REQUIREMENTS: Your task is to transcribe all of the data below exactly, omitting the images.
::: RECORDS FOR THIS TASK
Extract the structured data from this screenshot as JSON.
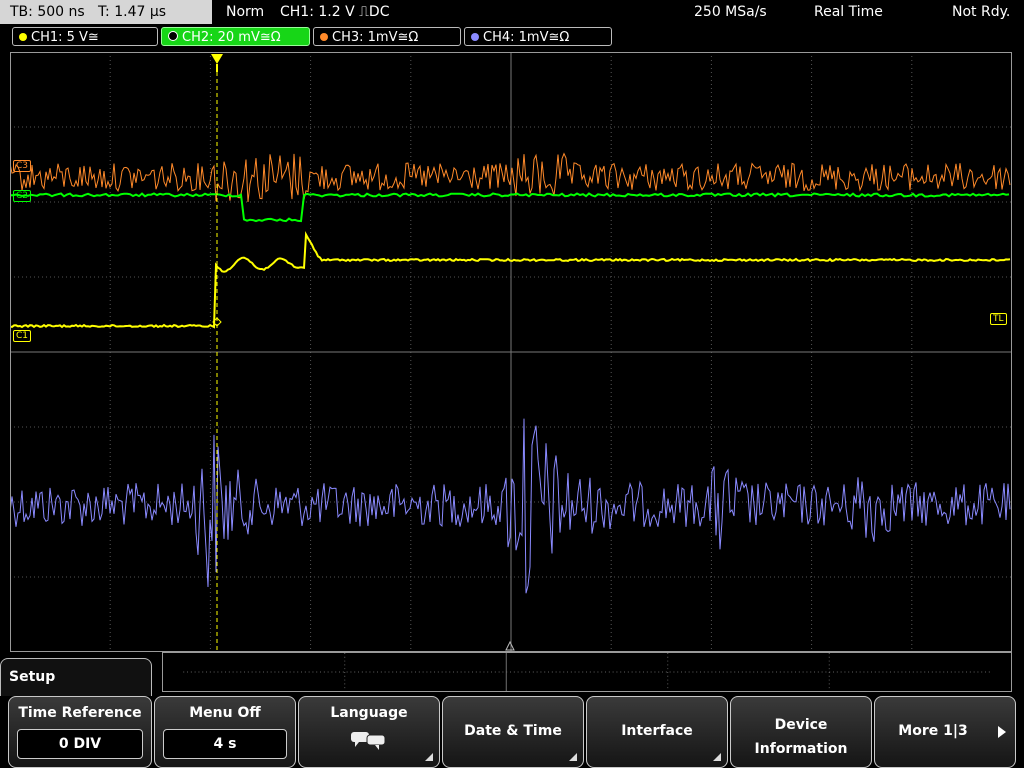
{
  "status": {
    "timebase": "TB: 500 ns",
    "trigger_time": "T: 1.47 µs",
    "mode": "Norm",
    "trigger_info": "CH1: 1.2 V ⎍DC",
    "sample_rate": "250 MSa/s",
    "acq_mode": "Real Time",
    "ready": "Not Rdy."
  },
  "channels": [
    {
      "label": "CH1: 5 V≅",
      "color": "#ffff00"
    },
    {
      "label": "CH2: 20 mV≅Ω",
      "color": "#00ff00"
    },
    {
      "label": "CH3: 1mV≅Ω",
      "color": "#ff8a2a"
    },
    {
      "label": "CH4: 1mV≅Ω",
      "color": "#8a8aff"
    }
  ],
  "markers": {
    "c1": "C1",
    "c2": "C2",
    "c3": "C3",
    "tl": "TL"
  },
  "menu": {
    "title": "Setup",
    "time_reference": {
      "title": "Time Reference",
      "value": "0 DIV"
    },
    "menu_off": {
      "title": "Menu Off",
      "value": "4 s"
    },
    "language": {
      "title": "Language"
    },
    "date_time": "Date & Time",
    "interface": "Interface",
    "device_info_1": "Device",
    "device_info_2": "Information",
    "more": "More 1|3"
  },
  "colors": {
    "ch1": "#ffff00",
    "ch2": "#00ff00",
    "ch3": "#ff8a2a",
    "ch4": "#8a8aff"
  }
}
::::::
FULL ANSWER:
Extract the structured data from this screenshot as JSON.
{
  "status": {
    "timebase": "TB: 500 ns",
    "trigger_time": "T: 1.47 µs",
    "mode": "Norm",
    "trigger_info": "CH1: 1.2 V ⎍DC",
    "sample_rate": "250 MSa/s",
    "acq_mode": "Real Time",
    "ready": "Not Rdy."
  },
  "channels": [
    {
      "label": "CH1: 5 V≅",
      "color": "#ffff00"
    },
    {
      "label": "CH2: 20 mV≅Ω",
      "color": "#00ff00"
    },
    {
      "label": "CH3: 1mV≅Ω",
      "color": "#ff8a2a"
    },
    {
      "label": "CH4: 1mV≅Ω",
      "color": "#8a8aff"
    }
  ],
  "markers": {
    "c1": "C1",
    "c2": "C2",
    "c3": "C3",
    "tl": "TL"
  },
  "menu": {
    "title": "Setup",
    "time_reference": {
      "title": "Time Reference",
      "value": "0 DIV"
    },
    "menu_off": {
      "title": "Menu Off",
      "value": "4 s"
    },
    "language": {
      "title": "Language"
    },
    "date_time": "Date & Time",
    "interface": "Interface",
    "device_info_1": "Device",
    "device_info_2": "Information",
    "more": "More 1|3"
  },
  "colors": {
    "ch1": "#ffff00",
    "ch2": "#00ff00",
    "ch3": "#ff8a2a",
    "ch4": "#8a8aff"
  }
}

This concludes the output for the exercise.